# Records to use:
——

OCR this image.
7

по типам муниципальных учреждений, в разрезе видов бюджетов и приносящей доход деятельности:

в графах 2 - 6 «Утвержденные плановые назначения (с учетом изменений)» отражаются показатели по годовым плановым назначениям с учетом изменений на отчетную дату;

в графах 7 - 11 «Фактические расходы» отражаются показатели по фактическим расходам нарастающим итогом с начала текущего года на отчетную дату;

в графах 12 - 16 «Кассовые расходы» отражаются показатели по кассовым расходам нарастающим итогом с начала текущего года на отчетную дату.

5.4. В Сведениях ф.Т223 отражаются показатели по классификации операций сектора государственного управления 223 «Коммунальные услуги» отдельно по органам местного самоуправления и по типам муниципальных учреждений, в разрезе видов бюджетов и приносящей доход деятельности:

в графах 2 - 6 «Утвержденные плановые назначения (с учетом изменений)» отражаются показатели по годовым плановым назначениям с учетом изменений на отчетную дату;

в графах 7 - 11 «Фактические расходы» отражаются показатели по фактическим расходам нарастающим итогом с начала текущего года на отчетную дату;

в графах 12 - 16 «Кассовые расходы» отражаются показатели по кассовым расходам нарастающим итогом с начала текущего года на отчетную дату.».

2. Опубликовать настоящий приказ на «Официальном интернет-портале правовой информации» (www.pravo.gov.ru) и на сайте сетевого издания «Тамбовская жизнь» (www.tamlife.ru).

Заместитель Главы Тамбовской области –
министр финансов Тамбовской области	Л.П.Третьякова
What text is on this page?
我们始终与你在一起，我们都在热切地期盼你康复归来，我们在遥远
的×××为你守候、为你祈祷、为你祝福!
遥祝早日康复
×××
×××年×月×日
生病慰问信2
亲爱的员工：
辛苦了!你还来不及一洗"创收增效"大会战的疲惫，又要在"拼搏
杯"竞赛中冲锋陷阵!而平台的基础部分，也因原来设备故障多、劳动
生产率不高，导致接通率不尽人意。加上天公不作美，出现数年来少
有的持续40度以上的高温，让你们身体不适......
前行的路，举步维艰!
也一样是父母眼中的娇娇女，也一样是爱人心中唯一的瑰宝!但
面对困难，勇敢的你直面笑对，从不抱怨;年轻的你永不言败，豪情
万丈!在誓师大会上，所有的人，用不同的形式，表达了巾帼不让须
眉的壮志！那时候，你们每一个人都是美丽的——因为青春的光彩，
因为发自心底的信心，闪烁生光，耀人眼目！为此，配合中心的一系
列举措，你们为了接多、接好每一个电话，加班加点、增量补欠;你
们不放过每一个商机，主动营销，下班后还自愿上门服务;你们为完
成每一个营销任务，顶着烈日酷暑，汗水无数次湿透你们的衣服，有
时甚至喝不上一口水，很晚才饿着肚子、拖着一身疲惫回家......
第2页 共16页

——

# Problem statement:
Only the lines from the one containing "What text is on this page?" to the end of the records should be repeated, exactly as they appear.

# Correct result:
What text is on this page?
我们始终与你在一起，我们都在热切地期盼你康复归来，我们在遥远
的×××为你守候、为你祈祷、为你祝福!
遥祝早日康复
×××
×××年×月×日
生病慰问信2
亲爱的员工：
辛苦了!你还来不及一洗"创收增效"大会战的疲惫，又要在"拼搏
杯"竞赛中冲锋陷阵!而平台的基础部分，也因原来设备故障多、劳动
生产率不高，导致接通率不尽人意。加上天公不作美，出现数年来少
有的持续40度以上的高温，让你们身体不适......
前行的路，举步维艰!
也一样是父母眼中的娇娇女，也一样是爱人心中唯一的瑰宝!但
面对困难，勇敢的你直面笑对，从不抱怨;年轻的你永不言败，豪情
万丈!在誓师大会上，所有的人，用不同的形式，表达了巾帼不让须
眉的壮志！那时候，你们每一个人都是美丽的——因为青春的光彩，
因为发自心底的信心，闪烁生光，耀人眼目！为此，配合中心的一系
列举措，你们为了接多、接好每一个电话，加班加点、增量补欠;你
们不放过每一个商机，主动营销，下班后还自愿上门服务;你们为完
成每一个营销任务，顶着烈日酷暑，汗水无数次湿透你们的衣服，有
时甚至喝不上一口水，很晚才饿着肚子、拖着一身疲惫回家......
第2页 共16页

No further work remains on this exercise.